Instructions for the task: Each line that holds the word "title" should be returned.
● ● ●
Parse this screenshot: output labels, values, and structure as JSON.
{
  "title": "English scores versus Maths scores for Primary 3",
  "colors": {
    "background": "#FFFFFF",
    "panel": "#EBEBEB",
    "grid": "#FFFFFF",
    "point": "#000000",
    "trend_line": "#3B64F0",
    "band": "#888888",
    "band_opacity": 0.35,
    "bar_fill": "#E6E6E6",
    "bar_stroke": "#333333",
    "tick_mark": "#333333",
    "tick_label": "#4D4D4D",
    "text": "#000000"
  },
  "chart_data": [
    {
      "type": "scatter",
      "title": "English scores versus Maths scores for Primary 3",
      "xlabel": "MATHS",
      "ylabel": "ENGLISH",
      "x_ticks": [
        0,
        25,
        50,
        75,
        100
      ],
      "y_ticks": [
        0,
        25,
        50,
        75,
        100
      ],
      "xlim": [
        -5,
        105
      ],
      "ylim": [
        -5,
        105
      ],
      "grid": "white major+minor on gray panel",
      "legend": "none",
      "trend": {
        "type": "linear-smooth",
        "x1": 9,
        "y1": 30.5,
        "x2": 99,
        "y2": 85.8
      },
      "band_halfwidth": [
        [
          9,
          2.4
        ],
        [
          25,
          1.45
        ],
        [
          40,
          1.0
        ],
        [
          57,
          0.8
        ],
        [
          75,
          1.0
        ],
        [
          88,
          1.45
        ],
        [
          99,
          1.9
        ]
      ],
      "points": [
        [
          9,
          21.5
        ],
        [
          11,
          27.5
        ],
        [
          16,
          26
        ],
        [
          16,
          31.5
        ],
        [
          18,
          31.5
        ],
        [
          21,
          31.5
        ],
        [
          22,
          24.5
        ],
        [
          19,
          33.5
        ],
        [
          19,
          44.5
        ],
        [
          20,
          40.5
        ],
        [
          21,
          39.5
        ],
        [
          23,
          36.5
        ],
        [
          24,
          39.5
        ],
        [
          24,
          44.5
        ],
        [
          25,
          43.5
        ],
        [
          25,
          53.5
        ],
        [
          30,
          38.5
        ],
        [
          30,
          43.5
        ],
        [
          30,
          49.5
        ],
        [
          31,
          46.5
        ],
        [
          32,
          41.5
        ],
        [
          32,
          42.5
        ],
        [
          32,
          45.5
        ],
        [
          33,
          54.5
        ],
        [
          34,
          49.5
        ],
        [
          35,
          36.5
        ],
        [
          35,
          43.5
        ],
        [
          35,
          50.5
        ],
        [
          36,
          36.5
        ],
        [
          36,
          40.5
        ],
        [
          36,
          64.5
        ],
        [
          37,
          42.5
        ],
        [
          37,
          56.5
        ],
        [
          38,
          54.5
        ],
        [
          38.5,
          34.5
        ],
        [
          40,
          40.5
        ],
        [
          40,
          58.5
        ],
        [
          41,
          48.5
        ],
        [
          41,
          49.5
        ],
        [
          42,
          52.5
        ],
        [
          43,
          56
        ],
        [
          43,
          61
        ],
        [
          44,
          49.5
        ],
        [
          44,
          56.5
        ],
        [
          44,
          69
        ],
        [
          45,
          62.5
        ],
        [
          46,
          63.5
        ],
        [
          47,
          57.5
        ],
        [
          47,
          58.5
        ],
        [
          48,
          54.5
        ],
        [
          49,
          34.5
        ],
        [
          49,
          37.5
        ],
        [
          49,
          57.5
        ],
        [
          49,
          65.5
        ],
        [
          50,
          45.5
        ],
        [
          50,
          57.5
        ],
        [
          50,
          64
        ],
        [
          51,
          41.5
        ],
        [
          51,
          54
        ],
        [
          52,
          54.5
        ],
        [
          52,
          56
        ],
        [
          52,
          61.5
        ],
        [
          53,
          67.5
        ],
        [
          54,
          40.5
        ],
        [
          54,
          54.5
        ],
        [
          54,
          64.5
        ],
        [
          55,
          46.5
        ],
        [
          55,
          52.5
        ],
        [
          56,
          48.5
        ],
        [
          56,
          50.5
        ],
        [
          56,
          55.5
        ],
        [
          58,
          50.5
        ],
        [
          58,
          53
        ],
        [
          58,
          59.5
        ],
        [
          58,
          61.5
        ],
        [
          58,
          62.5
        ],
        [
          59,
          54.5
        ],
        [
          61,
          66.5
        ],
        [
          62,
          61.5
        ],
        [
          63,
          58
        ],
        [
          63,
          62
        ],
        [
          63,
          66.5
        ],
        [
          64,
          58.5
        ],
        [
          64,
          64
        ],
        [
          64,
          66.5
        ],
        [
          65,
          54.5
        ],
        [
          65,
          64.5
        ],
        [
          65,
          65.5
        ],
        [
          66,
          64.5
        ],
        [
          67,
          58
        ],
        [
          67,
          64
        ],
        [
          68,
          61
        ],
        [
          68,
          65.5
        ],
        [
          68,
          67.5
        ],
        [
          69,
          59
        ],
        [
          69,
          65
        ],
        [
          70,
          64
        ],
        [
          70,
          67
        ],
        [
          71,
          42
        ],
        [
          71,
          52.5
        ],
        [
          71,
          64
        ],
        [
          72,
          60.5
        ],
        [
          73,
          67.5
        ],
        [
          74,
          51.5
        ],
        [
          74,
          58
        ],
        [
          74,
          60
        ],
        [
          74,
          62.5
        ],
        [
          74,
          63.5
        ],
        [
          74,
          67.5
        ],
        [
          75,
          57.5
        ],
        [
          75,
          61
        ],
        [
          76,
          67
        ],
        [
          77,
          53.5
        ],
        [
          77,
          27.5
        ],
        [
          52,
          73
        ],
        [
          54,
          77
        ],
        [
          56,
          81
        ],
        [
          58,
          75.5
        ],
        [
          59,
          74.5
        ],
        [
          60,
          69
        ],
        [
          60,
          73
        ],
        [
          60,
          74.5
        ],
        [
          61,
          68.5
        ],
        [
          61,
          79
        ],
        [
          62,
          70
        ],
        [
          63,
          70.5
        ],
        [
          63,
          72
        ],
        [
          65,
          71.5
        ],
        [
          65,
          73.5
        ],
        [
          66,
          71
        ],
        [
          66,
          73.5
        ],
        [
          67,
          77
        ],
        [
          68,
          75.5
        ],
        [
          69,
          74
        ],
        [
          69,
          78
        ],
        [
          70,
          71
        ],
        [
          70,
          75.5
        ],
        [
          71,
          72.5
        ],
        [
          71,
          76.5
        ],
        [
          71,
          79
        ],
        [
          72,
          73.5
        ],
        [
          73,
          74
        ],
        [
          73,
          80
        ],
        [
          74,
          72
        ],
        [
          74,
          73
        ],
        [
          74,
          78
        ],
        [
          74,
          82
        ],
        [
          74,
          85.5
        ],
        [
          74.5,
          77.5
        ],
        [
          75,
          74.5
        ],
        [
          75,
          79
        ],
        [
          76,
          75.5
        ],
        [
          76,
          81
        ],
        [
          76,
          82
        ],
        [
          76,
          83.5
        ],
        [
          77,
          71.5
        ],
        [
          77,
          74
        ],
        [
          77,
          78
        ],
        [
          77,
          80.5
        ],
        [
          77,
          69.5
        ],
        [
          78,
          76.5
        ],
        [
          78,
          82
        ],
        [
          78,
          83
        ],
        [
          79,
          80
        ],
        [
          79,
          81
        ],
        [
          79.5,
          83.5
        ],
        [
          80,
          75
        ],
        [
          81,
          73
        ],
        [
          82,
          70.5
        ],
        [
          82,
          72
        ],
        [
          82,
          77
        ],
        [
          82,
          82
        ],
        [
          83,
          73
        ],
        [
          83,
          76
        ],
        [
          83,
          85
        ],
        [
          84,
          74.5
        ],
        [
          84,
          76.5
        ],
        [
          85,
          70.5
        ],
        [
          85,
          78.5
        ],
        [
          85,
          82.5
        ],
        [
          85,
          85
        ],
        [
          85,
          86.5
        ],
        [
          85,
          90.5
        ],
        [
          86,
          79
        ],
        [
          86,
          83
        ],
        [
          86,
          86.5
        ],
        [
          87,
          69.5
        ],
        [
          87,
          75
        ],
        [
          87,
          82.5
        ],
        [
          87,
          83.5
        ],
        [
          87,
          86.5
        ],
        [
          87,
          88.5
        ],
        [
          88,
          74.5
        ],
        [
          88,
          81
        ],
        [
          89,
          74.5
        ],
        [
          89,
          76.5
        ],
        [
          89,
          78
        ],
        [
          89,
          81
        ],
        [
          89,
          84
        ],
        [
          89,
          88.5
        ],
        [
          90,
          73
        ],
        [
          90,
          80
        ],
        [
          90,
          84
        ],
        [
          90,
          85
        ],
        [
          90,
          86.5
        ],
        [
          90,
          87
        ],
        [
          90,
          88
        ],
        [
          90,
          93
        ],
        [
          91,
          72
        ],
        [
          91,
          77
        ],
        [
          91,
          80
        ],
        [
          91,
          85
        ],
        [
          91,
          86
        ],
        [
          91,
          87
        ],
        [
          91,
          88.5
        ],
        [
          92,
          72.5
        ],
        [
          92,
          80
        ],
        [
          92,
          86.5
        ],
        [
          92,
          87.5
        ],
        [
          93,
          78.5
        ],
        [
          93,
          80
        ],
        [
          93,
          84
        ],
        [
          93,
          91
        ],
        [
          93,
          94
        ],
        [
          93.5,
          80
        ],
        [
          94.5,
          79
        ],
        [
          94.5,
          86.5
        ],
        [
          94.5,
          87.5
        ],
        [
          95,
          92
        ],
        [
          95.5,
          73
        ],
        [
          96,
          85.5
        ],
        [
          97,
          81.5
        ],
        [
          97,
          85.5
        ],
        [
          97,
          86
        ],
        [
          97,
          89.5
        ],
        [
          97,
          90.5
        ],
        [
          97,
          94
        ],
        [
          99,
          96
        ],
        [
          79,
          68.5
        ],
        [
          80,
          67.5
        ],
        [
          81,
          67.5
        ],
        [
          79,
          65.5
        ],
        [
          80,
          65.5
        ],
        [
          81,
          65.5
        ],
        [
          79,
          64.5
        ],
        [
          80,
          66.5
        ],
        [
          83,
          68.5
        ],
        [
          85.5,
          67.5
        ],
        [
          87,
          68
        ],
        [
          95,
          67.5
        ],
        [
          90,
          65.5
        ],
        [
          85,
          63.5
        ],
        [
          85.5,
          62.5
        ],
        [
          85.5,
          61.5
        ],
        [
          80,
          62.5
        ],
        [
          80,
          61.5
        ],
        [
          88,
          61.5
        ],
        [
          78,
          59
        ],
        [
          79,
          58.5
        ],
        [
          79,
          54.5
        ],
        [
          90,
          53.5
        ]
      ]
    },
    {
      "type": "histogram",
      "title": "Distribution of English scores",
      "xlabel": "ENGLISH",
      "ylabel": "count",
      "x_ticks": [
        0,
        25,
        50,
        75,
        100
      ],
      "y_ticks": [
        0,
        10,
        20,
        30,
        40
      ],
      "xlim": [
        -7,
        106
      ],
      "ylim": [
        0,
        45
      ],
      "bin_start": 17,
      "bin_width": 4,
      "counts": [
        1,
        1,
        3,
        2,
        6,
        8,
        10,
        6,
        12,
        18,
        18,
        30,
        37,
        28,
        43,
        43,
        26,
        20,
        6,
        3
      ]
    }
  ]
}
● ● ●
Response below:
  "title": "English scores versus Maths scores for Primary 3",
      "title": "English scores versus Maths scores for Primary 3",
      "title": "Distribution of English scores",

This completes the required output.